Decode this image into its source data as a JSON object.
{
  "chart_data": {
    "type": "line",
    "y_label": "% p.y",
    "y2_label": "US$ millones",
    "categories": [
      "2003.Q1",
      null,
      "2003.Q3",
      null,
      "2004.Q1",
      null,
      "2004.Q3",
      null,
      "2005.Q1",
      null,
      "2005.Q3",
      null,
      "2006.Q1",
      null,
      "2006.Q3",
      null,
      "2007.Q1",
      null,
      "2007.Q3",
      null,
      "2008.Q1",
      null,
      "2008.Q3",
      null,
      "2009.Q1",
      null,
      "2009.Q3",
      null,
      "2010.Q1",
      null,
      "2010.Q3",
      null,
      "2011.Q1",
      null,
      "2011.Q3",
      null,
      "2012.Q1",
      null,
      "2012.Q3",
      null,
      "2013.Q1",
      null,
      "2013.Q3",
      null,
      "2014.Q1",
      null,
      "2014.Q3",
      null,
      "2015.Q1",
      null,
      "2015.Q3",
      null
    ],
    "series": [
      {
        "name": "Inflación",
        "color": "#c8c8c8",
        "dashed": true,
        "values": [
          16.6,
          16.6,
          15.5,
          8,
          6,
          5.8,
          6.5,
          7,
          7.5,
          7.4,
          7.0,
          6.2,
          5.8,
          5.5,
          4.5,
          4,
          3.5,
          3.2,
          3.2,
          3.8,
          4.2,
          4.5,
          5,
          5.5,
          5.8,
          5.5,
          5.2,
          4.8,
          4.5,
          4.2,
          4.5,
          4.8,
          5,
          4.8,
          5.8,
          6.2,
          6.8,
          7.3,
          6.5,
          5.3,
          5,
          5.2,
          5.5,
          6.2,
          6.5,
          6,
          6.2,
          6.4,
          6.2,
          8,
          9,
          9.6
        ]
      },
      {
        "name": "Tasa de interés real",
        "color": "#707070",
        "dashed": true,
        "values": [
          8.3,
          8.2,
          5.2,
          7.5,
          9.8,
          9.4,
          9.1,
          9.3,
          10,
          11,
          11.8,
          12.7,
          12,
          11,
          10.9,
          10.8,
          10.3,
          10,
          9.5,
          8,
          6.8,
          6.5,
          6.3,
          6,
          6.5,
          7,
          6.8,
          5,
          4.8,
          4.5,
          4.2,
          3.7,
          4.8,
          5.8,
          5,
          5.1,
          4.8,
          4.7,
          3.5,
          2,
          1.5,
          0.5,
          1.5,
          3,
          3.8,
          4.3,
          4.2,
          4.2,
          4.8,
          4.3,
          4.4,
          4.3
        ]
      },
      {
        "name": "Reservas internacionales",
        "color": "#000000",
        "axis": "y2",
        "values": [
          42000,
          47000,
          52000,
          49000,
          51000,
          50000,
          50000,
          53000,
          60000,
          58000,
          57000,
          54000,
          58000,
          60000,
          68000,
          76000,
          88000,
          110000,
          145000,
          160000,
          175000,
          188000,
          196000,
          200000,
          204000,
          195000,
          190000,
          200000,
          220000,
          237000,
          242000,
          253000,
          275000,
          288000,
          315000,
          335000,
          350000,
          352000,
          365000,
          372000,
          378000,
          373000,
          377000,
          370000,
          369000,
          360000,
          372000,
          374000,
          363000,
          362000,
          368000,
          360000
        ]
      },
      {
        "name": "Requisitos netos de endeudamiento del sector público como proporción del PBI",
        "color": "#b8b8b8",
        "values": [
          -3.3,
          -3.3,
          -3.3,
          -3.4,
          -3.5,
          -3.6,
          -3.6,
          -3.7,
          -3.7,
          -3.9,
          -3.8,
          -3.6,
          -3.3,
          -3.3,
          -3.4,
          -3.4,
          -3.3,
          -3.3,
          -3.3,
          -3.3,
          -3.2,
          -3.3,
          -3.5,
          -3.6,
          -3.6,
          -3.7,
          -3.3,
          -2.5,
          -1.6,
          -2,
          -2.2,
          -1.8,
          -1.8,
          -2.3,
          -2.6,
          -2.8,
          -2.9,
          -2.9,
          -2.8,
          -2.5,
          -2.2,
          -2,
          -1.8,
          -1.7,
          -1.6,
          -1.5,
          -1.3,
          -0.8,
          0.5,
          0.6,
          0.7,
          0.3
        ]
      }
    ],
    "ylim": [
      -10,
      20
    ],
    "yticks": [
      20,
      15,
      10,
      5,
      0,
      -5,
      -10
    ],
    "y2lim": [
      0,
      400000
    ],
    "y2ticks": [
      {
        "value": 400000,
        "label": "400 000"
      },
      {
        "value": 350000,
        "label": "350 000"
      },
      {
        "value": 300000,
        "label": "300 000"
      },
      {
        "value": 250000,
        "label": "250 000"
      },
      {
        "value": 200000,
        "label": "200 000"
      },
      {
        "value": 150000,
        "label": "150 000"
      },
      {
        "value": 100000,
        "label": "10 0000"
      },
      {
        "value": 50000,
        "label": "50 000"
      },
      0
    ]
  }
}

◇ ◇ ◇ ◇

§ **REQUIREMENTS**: Write out every line from the records above, word for word.

§ **IN RESPONSE**:
Decode this image into its source data as a JSON object.
{
  "chart_data": {
    "type": "line",
    "y_label": "% p.y",
    "y2_label": "US$ millones",
    "categories": [
      "2003.Q1",
      null,
      "2003.Q3",
      null,
      "2004.Q1",
      null,
      "2004.Q3",
      null,
      "2005.Q1",
      null,
      "2005.Q3",
      null,
      "2006.Q1",
      null,
      "2006.Q3",
      null,
      "2007.Q1",
      null,
      "2007.Q3",
      null,
      "2008.Q1",
      null,
      "2008.Q3",
      null,
      "2009.Q1",
      null,
      "2009.Q3",
      null,
      "2010.Q1",
      null,
      "2010.Q3",
      null,
      "2011.Q1",
      null,
      "2011.Q3",
      null,
      "2012.Q1",
      null,
      "2012.Q3",
      null,
      "2013.Q1",
      null,
      "2013.Q3",
      null,
      "2014.Q1",
      null,
      "2014.Q3",
      null,
      "2015.Q1",
      null,
      "2015.Q3",
      null
    ],
    "series": [
      {
        "name": "Inflación",
        "color": "#c8c8c8",
        "dashed": true,
        "values": [
          16.6,
          16.6,
          15.5,
          8,
          6,
          5.8,
          6.5,
          7,
          7.5,
          7.4,
          7.0,
          6.2,
          5.8,
          5.5,
          4.5,
          4,
          3.5,
          3.2,
          3.2,
          3.8,
          4.2,
          4.5,
          5,
          5.5,
          5.8,
          5.5,
          5.2,
          4.8,
          4.5,
          4.2,
          4.5,
          4.8,
          5,
          4.8,
          5.8,
          6.2,
          6.8,
          7.3,
          6.5,
          5.3,
          5,
          5.2,
          5.5,
          6.2,
          6.5,
          6,
          6.2,
          6.4,
          6.2,
          8,
          9,
          9.6
        ]
      },
      {
        "name": "Tasa de interés real",
        "color": "#707070",
        "dashed": true,
        "values": [
          8.3,
          8.2,
          5.2,
          7.5,
          9.8,
          9.4,
          9.1,
          9.3,
          10,
          11,
          11.8,
          12.7,
          12,
          11,
          10.9,
          10.8,
          10.3,
          10,
          9.5,
          8,
          6.8,
          6.5,
          6.3,
          6,
          6.5,
          7,
          6.8,
          5,
          4.8,
          4.5,
          4.2,
          3.7,
          4.8,
          5.8,
          5,
          5.1,
          4.8,
          4.7,
          3.5,
          2,
          1.5,
          0.5,
          1.5,
          3,
          3.8,
          4.3,
          4.2,
          4.2,
          4.8,
          4.3,
          4.4,
          4.3
        ]
      },
      {
        "name": "Reservas internacionales",
        "color": "#000000",
        "axis": "y2",
        "values": [
          42000,
          47000,
          52000,
          49000,
          51000,
          50000,
          50000,
          53000,
          60000,
          58000,
          57000,
          54000,
          58000,
          60000,
          68000,
          76000,
          88000,
          110000,
          145000,
          160000,
          175000,
          188000,
          196000,
          200000,
          204000,
          195000,
          190000,
          200000,
          220000,
          237000,
          242000,
          253000,
          275000,
          288000,
          315000,
          335000,
          350000,
          352000,
          365000,
          372000,
          378000,
          373000,
          377000,
          370000,
          369000,
          360000,
          372000,
          374000,
          363000,
          362000,
          368000,
          360000
        ]
      },
      {
        "name": "Requisitos netos de endeudamiento del sector público como proporción del PBI",
        "color": "#b8b8b8",
        "values": [
          -3.3,
          -3.3,
          -3.3,
          -3.4,
          -3.5,
          -3.6,
          -3.6,
          -3.7,
          -3.7,
          -3.9,
          -3.8,
          -3.6,
          -3.3,
          -3.3,
          -3.4,
          -3.4,
          -3.3,
          -3.3,
          -3.3,
          -3.3,
          -3.2,
          -3.3,
          -3.5,
          -3.6,
          -3.6,
          -3.7,
          -3.3,
          -2.5,
          -1.6,
          -2,
          -2.2,
          -1.8,
          -1.8,
          -2.3,
          -2.6,
          -2.8,
          -2.9,
          -2.9,
          -2.8,
          -2.5,
          -2.2,
          -2,
          -1.8,
          -1.7,
          -1.6,
          -1.5,
          -1.3,
          -0.8,
          0.5,
          0.6,
          0.7,
          0.3
        ]
      }
    ],
    "ylim": [
      -10,
      20
    ],
    "yticks": [
      20,
      15,
      10,
      5,
      0,
      -5,
      -10
    ],
    "y2lim": [
      0,
      400000
    ],
    "y2ticks": [
      {
        "value": 400000,
        "label": "400 000"
      },
      {
        "value": 350000,
        "label": "350 000"
      },
      {
        "value": 300000,
        "label": "300 000"
      },
      {
        "value": 250000,
        "label": "250 000"
      },
      {
        "value": 200000,
        "label": "200 000"
      },
      {
        "value": 150000,
        "label": "150 000"
      },
      {
        "value": 100000,
        "label": "10 0000"
      },
      {
        "value": 50000,
        "label": "50 000"
      },
      0
    ]
  }
}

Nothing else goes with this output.